> What you should do:
Rewrite the records below, replacing "Dining Hall" with "Grand Ballroom" and keeping every other line and character unchanged.

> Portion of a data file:

··········

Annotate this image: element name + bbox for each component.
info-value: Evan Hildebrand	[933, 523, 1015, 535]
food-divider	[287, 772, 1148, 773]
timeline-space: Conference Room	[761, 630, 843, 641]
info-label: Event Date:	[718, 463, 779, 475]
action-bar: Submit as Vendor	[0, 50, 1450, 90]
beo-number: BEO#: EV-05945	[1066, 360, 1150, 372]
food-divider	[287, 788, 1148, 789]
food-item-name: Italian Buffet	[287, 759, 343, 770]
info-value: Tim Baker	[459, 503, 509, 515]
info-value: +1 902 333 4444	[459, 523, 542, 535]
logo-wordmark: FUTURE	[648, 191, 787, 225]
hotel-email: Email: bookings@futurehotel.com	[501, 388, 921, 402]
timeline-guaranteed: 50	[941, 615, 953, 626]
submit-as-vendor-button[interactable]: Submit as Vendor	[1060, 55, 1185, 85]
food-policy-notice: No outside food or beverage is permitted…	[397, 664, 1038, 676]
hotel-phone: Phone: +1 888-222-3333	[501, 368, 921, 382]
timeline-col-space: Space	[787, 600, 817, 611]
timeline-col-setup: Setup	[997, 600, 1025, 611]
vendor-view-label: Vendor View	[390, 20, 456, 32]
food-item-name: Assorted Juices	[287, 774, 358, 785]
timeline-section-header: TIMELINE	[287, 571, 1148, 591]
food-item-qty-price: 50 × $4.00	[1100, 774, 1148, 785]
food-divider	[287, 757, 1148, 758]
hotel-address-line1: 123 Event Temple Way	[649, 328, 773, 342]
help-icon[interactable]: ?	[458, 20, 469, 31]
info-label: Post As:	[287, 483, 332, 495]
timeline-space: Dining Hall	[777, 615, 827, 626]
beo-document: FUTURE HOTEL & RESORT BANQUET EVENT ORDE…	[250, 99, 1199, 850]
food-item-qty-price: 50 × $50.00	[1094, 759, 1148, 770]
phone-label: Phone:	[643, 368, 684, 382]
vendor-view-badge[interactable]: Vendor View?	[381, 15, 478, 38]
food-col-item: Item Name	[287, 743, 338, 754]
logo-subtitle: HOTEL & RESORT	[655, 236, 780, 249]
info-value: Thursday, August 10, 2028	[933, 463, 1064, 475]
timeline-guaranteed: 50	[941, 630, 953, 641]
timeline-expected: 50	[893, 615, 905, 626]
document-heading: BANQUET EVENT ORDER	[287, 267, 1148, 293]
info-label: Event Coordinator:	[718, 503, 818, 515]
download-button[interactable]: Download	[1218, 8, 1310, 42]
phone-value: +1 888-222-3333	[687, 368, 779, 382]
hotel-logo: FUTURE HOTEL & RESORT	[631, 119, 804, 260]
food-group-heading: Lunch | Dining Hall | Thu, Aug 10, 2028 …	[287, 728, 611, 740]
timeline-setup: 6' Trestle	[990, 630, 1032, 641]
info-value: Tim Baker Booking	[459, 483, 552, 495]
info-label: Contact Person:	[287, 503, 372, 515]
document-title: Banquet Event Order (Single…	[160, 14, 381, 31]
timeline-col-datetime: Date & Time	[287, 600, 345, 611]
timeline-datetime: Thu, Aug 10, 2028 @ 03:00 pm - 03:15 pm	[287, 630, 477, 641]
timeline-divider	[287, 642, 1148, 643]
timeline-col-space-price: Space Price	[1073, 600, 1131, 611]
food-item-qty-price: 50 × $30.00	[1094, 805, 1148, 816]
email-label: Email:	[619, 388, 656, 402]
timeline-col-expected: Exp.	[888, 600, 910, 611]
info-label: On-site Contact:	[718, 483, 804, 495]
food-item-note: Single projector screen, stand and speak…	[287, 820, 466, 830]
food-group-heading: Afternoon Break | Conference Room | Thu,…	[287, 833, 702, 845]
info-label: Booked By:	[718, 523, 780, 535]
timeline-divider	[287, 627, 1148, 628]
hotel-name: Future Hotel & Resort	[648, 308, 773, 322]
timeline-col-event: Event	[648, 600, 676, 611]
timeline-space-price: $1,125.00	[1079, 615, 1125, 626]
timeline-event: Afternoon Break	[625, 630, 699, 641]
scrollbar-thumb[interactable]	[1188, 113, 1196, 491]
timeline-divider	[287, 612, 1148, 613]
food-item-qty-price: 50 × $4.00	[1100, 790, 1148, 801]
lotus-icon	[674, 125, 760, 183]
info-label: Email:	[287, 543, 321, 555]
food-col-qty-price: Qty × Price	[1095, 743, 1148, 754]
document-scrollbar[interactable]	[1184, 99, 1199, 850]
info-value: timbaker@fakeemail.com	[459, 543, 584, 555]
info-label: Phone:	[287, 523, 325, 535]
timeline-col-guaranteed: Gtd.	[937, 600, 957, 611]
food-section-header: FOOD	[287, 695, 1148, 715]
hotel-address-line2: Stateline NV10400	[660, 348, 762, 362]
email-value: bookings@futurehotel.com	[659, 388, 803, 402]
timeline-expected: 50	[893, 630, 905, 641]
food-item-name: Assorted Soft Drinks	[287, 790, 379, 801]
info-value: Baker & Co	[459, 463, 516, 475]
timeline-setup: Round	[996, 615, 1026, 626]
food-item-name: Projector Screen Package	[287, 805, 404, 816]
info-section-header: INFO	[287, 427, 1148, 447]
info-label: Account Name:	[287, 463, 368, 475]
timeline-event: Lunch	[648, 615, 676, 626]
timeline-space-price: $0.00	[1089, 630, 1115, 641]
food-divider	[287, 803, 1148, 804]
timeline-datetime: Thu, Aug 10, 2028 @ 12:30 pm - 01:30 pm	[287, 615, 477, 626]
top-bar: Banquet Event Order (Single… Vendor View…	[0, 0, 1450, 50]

··········

> Reply to the task:
Annotate this image: element name + bbox for each component.
info-value: Evan Hildebrand	[933, 523, 1015, 535]
food-divider	[287, 772, 1148, 773]
timeline-space: Conference Room	[761, 630, 843, 641]
info-label: Event Date:	[718, 463, 779, 475]
action-bar: Submit as Vendor	[0, 50, 1450, 90]
beo-number: BEO#: EV-05945	[1066, 360, 1150, 372]
food-divider	[287, 788, 1148, 789]
food-item-name: Italian Buffet	[287, 759, 343, 770]
info-value: Tim Baker	[459, 503, 509, 515]
info-value: +1 902 333 4444	[459, 523, 542, 535]
logo-wordmark: FUTURE	[648, 191, 787, 225]
hotel-email: Email: bookings@futurehotel.com	[501, 388, 921, 402]
timeline-guaranteed: 50	[941, 615, 953, 626]
submit-as-vendor-button[interactable]: Submit as Vendor	[1060, 55, 1185, 85]
food-policy-notice: No outside food or beverage is permitted…	[397, 664, 1038, 676]
hotel-phone: Phone: +1 888-222-3333	[501, 368, 921, 382]
timeline-col-space: Space	[787, 600, 817, 611]
timeline-col-setup: Setup	[997, 600, 1025, 611]
vendor-view-label: Vendor View	[390, 20, 456, 32]
food-item-name: Assorted Juices	[287, 774, 358, 785]
timeline-section-header: TIMELINE	[287, 571, 1148, 591]
food-item-qty-price: 50 × $4.00	[1100, 774, 1148, 785]
food-divider	[287, 757, 1148, 758]
hotel-address-line1: 123 Event Temple Way	[649, 328, 773, 342]
help-icon[interactable]: ?	[458, 20, 469, 31]
info-label: Post As:	[287, 483, 332, 495]
timeline-space: Grand Ballroom	[777, 615, 827, 626]
beo-document: FUTURE HOTEL & RESORT BANQUET EVENT ORDE…	[250, 99, 1199, 850]
food-item-qty-price: 50 × $50.00	[1094, 759, 1148, 770]
phone-label: Phone:	[643, 368, 684, 382]
vendor-view-badge[interactable]: Vendor View?	[381, 15, 478, 38]
food-col-item: Item Name	[287, 743, 338, 754]
logo-subtitle: HOTEL & RESORT	[655, 236, 780, 249]
info-value: Thursday, August 10, 2028	[933, 463, 1064, 475]
timeline-guaranteed: 50	[941, 630, 953, 641]
timeline-expected: 50	[893, 615, 905, 626]
document-heading: BANQUET EVENT ORDER	[287, 267, 1148, 293]
info-label: Event Coordinator:	[718, 503, 818, 515]
download-button[interactable]: Download	[1218, 8, 1310, 42]
phone-value: +1 888-222-3333	[687, 368, 779, 382]
hotel-logo: FUTURE HOTEL & RESORT	[631, 119, 804, 260]
food-group-heading: Lunch | Grand Ballroom | Thu, Aug 10, 2028 …	[287, 728, 611, 740]
timeline-setup: 6' Trestle	[990, 630, 1032, 641]
info-value: Tim Baker Booking	[459, 483, 552, 495]
info-label: Contact Person:	[287, 503, 372, 515]
document-title: Banquet Event Order (Single…	[160, 14, 381, 31]
timeline-col-datetime: Date & Time	[287, 600, 345, 611]
timeline-datetime: Thu, Aug 10, 2028 @ 03:00 pm - 03:15 pm	[287, 630, 477, 641]
timeline-divider	[287, 642, 1148, 643]
timeline-col-space-price: Space Price	[1073, 600, 1131, 611]
food-item-qty-price: 50 × $30.00	[1094, 805, 1148, 816]
email-label: Email:	[619, 388, 656, 402]
timeline-col-expected: Exp.	[888, 600, 910, 611]
info-label: On-site Contact:	[718, 483, 804, 495]
food-item-note: Single projector screen, stand and speak…	[287, 820, 466, 830]
food-group-heading: Afternoon Break | Conference Room | Thu,…	[287, 833, 702, 845]
info-label: Booked By:	[718, 523, 780, 535]
timeline-divider	[287, 627, 1148, 628]
hotel-name: Future Hotel & Resort	[648, 308, 773, 322]
timeline-col-event: Event	[648, 600, 676, 611]
timeline-space-price: $1,125.00	[1079, 615, 1125, 626]
timeline-event: Afternoon Break	[625, 630, 699, 641]
scrollbar-thumb[interactable]	[1188, 113, 1196, 491]
timeline-divider	[287, 612, 1148, 613]
food-item-qty-price: 50 × $4.00	[1100, 790, 1148, 801]
lotus-icon	[674, 125, 760, 183]
info-label: Email:	[287, 543, 321, 555]
food-col-qty-price: Qty × Price	[1095, 743, 1148, 754]
document-scrollbar[interactable]	[1184, 99, 1199, 850]
info-value: timbaker@fakeemail.com	[459, 543, 584, 555]
info-label: Phone:	[287, 523, 325, 535]
timeline-col-guaranteed: Gtd.	[937, 600, 957, 611]
food-section-header: FOOD	[287, 695, 1148, 715]
hotel-address-line2: Stateline NV10400	[660, 348, 762, 362]
email-value: bookings@futurehotel.com	[659, 388, 803, 402]
timeline-expected: 50	[893, 630, 905, 641]
food-item-name: Assorted Soft Drinks	[287, 790, 379, 801]
info-value: Baker & Co	[459, 463, 516, 475]
timeline-setup: Round	[996, 615, 1026, 626]
food-item-name: Projector Screen Package	[287, 805, 404, 816]
info-section-header: INFO	[287, 427, 1148, 447]
info-label: Account Name:	[287, 463, 368, 475]
timeline-event: Lunch	[648, 615, 676, 626]
timeline-space-price: $0.00	[1089, 630, 1115, 641]
food-divider	[287, 803, 1148, 804]
timeline-datetime: Thu, Aug 10, 2028 @ 12:30 pm - 01:30 pm	[287, 615, 477, 626]
top-bar: Banquet Event Order (Single… Vendor View…	[0, 0, 1450, 50]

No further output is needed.